## Extracted text
────────────────────
23 Sep 2021 2 minute read
Ysgol Abersoch. Picture by Jordan Everitt

Language campaigners have issued a last ditch plea not to close of Welsh language school in holiday home hotspot.

Just shy of its 100th birthday after opening in 1924, Ysgol Abersoch will shut its doors at the end of 2021 if approved by the council’s cabinet at a meeting on Tuesday.

If members approve the officers’ recommendation, the eight full time and two nursery pupils would be provided with free transport to Ysgol Sarn Bach from January.

But Cymdeithas yr Iaith have called on the council not to “turn their backs on the local community” in Abersoch by closing the village school.

In a letter to each Cabinet member, Ffred Ffransis said that keeping the school open would be a “statement that the Welsh language belonged to every person in Abersoch in the future, whatever their background.”

Cymdeithas favours keeping the school open as an ‘Ysgol Traeth’ (Beach School) which would be available for us to the other schools in the area.

They have asked the council to postpone its final decision until Easter in order to fully explore the alternatives.

‘Disappeared’

The campaign comes amid claims that closure would leave the holiday home hotspot as a “ghost town” for chunks of the year.
────────────────────
Records taken from a collection:

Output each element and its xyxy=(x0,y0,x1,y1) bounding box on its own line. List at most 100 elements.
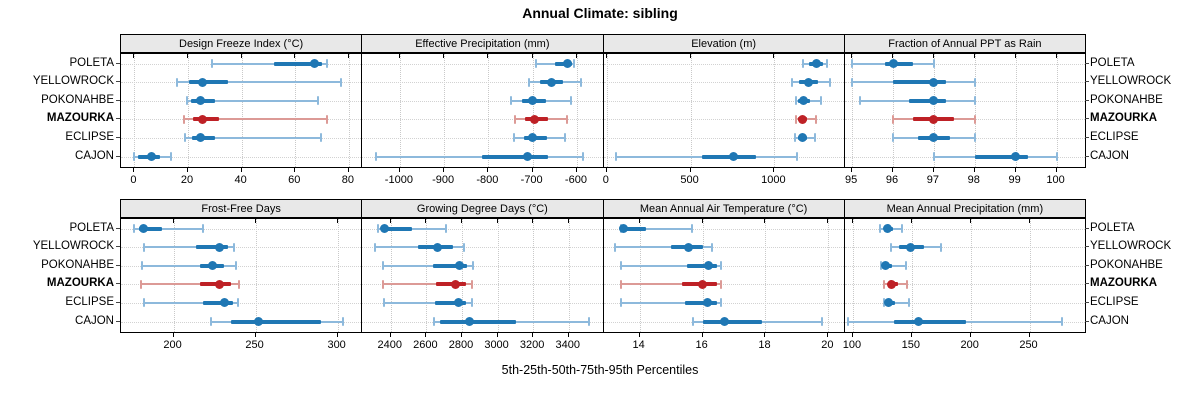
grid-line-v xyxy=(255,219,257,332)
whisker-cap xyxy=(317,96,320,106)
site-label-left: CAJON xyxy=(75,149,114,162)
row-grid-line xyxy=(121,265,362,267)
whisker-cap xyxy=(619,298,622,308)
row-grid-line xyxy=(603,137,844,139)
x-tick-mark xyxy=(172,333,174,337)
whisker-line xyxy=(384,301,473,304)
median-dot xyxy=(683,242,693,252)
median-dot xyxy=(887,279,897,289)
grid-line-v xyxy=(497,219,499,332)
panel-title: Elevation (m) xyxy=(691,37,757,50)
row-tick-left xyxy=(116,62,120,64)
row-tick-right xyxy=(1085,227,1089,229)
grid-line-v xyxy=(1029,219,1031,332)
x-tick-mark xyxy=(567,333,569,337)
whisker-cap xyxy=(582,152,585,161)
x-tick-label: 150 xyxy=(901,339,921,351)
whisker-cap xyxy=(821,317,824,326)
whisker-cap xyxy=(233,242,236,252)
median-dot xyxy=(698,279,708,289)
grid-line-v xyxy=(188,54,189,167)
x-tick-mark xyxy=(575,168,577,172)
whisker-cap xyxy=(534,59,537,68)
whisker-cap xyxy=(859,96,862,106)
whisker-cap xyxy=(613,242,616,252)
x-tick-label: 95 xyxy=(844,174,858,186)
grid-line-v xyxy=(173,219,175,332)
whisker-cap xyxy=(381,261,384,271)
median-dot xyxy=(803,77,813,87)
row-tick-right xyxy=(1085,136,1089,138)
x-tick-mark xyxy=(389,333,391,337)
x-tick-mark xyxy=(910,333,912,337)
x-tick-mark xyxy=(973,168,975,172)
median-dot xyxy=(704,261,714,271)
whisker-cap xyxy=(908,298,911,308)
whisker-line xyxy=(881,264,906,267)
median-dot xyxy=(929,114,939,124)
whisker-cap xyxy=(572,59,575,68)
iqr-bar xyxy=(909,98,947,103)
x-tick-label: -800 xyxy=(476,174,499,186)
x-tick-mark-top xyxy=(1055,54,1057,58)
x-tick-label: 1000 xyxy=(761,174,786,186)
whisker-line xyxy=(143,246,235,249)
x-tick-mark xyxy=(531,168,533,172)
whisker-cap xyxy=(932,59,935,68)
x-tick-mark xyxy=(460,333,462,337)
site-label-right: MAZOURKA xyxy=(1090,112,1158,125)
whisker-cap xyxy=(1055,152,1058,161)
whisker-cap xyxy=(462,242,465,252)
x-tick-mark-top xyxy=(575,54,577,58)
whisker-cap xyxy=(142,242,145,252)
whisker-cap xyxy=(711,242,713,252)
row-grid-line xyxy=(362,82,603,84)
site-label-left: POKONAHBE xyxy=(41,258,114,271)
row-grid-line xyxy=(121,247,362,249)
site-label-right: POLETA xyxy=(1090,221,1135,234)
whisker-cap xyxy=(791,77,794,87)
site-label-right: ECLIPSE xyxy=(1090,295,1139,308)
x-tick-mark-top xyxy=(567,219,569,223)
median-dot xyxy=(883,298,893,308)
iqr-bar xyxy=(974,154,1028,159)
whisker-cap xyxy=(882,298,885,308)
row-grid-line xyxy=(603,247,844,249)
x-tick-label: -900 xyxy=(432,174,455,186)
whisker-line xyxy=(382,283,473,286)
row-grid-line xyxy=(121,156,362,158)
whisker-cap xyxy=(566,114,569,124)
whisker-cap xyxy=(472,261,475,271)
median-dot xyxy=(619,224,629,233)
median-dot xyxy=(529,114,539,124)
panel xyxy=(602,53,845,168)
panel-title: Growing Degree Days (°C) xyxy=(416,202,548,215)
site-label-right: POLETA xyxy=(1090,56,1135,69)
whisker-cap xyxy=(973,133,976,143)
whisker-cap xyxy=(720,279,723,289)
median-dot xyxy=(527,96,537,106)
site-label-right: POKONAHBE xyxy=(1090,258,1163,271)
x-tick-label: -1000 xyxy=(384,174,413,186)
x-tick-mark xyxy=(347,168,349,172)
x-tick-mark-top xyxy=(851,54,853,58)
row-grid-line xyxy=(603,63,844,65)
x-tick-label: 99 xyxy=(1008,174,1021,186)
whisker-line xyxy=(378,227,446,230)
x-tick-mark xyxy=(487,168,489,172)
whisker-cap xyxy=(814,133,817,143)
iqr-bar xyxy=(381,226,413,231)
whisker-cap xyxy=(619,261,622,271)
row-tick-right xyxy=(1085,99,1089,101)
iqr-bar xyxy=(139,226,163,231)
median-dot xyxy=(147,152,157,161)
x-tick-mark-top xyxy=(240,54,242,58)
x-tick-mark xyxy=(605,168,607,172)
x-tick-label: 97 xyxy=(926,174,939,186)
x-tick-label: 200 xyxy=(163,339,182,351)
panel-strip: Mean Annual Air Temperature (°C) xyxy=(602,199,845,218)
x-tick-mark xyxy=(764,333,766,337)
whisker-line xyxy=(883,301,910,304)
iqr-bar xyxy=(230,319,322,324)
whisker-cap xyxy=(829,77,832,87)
────────────────────
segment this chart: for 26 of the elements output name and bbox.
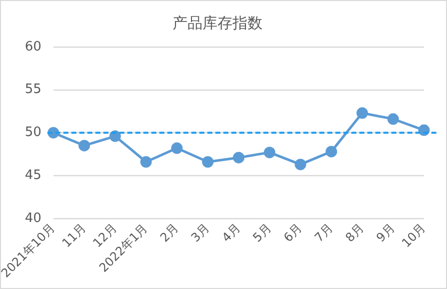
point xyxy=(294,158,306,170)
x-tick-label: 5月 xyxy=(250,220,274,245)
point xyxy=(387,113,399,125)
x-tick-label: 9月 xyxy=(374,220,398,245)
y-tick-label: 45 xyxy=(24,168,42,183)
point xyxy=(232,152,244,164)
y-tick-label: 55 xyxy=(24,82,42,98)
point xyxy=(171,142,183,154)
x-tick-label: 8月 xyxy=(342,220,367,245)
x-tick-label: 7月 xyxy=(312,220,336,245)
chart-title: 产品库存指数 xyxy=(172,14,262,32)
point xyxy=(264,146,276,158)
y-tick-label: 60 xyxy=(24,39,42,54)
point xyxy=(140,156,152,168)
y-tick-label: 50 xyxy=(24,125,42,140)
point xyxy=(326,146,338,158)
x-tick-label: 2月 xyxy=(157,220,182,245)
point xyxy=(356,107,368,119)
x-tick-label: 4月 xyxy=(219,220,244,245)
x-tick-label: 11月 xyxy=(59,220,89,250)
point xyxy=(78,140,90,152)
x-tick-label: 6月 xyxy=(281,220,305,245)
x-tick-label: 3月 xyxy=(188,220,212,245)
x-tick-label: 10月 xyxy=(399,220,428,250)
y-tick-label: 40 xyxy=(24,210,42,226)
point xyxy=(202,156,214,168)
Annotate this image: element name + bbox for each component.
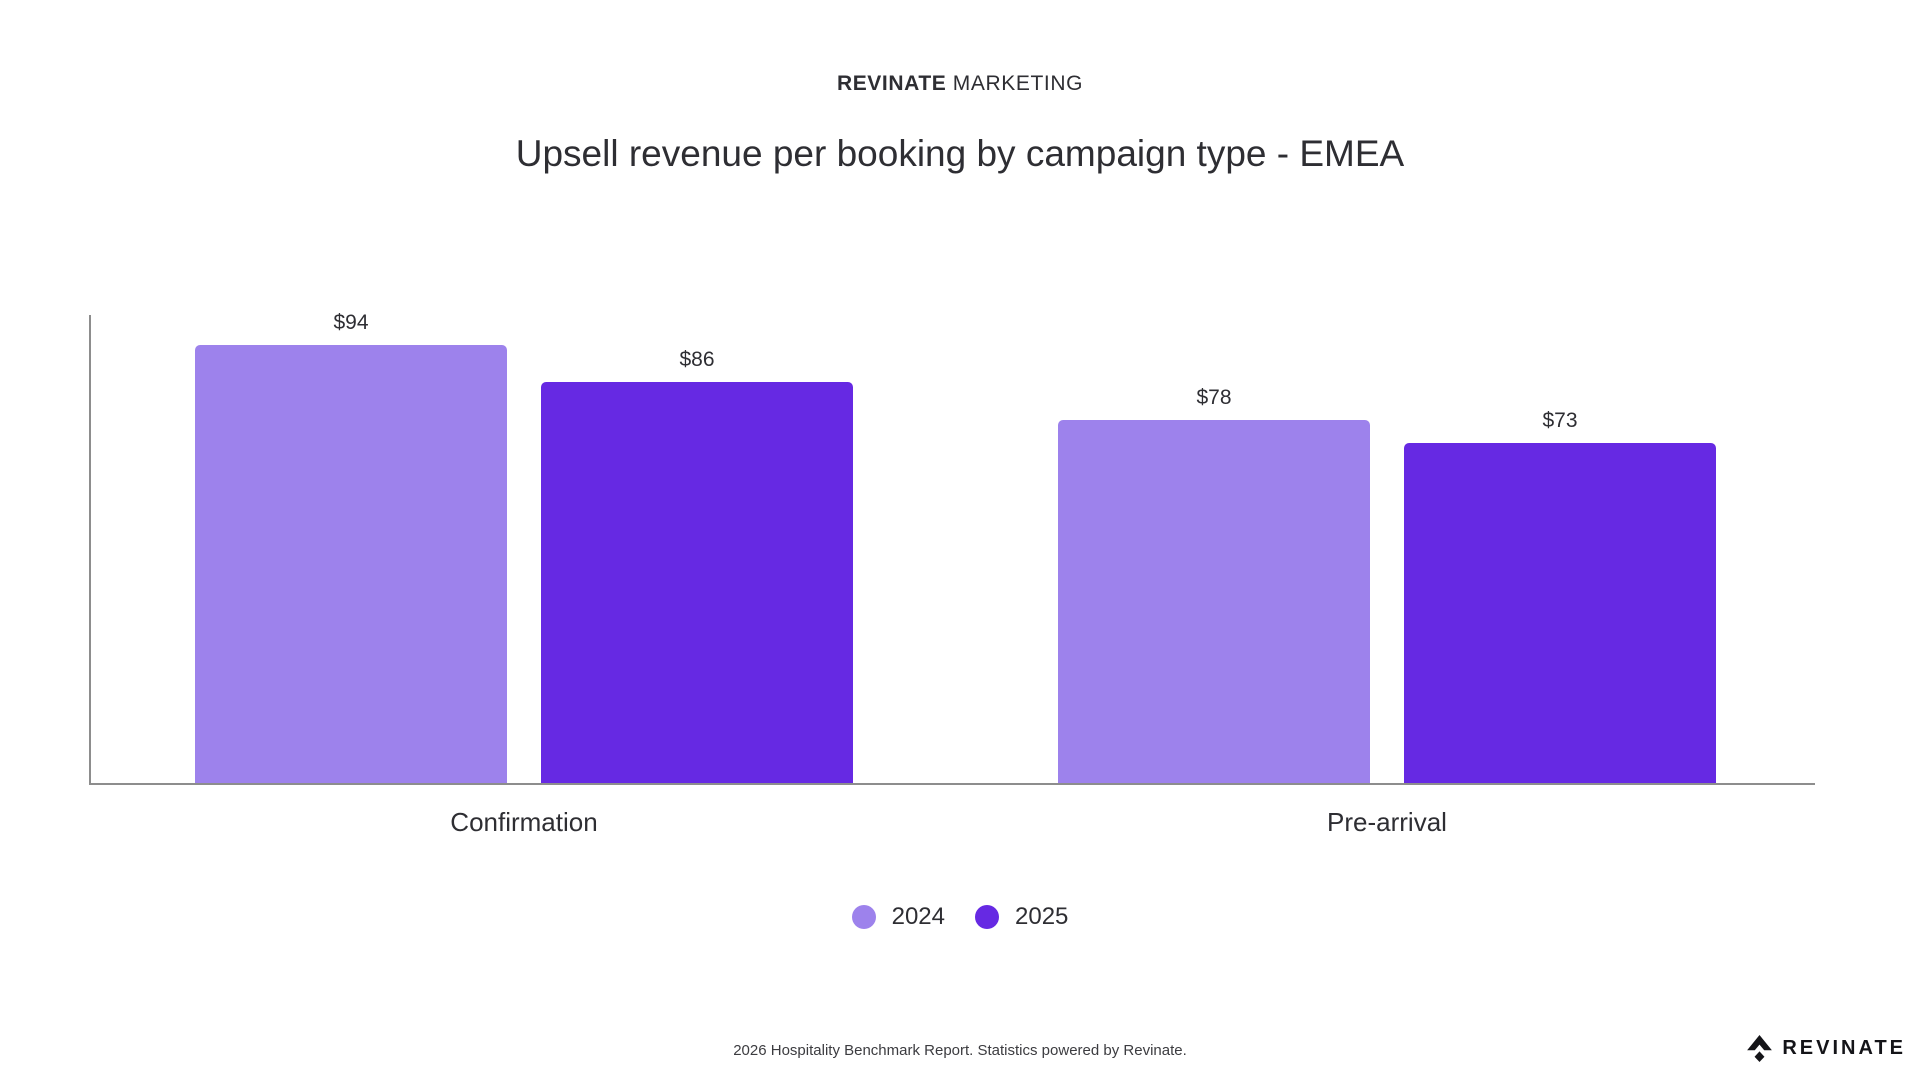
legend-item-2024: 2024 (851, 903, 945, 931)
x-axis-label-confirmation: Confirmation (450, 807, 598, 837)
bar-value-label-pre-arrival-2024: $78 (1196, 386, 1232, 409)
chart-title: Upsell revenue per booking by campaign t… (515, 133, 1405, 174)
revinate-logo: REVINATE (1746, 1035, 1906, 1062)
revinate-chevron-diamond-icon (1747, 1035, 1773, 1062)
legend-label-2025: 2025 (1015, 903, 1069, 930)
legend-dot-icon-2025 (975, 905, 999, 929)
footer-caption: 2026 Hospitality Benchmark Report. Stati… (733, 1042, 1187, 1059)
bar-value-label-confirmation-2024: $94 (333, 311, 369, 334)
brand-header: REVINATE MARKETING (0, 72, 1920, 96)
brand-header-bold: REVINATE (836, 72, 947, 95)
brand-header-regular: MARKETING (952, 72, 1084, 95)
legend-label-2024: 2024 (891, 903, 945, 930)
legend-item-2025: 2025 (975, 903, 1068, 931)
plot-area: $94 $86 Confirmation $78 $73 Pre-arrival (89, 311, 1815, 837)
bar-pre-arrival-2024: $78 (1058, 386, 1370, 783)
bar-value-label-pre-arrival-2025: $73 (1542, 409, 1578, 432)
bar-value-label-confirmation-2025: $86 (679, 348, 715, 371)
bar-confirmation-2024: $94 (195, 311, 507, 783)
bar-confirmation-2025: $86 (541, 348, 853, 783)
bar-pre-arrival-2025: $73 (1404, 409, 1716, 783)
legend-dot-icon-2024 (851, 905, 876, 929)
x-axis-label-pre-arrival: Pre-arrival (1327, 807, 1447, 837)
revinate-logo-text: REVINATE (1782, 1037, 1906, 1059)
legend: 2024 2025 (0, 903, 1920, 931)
────────────────────
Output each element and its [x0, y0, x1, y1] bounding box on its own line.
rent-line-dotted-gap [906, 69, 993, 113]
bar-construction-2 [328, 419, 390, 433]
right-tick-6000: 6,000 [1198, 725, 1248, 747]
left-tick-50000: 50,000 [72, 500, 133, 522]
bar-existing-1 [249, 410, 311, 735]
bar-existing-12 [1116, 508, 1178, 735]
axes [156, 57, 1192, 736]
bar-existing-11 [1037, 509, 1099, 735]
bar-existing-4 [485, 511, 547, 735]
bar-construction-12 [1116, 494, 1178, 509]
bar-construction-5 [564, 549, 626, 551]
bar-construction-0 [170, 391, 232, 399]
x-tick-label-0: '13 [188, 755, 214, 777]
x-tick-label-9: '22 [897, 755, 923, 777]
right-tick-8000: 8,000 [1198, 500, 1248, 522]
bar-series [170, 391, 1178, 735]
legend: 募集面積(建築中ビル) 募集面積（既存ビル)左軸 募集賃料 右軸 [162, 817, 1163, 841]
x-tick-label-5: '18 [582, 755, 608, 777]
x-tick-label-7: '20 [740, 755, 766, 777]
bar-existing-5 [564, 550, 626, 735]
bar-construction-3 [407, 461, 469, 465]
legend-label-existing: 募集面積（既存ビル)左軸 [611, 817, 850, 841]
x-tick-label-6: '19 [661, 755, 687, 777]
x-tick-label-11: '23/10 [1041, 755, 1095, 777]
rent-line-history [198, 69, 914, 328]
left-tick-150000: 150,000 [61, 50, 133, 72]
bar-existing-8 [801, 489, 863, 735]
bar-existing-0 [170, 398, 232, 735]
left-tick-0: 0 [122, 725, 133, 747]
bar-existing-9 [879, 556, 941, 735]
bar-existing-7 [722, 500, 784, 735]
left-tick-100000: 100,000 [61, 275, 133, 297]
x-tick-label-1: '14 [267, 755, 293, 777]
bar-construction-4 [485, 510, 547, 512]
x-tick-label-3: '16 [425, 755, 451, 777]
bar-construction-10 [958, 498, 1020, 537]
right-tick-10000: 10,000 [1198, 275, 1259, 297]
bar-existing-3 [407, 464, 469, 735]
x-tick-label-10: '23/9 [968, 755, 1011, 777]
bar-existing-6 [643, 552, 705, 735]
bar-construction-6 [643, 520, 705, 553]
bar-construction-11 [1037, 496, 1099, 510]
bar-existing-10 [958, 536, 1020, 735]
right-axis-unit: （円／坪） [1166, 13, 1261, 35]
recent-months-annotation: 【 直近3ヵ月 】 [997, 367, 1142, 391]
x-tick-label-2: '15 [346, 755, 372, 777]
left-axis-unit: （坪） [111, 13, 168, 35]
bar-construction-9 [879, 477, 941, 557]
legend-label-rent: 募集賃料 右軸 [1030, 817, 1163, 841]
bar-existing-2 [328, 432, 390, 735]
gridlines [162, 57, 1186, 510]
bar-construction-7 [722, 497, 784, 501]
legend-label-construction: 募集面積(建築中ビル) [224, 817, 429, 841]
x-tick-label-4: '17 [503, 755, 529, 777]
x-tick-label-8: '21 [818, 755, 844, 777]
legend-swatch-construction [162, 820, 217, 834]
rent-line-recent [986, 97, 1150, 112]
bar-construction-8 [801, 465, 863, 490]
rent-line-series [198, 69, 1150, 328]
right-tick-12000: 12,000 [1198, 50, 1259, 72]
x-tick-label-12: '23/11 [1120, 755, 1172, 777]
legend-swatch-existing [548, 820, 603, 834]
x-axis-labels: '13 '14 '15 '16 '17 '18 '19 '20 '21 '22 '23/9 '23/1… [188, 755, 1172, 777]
────────────────────
## Your instructions
Edit the article on the Ysgol Abersoch closure from "Language campaigners have" up to and including "the village school.", putting "school transport" in place of "free transport".

## Exercise solution
Language campaigners have issued a last ditch plea not to close of Welsh language school in holiday home hotspot.

Just shy of its 100th birthday after opening in 1924, Ysgol Abersoch will shut its doors at the end of 2021 if approved by the council’s cabinet at a meeting on Tuesday.

If members approve the officers’ recommendation, the eight full time and two nursery pupils would be provided with school transport to Ysgol Sarn Bach from January.

But Cymdeithas yr Iaith have called on the council not to “turn their backs on the local community” in Abersoch by closing the village school.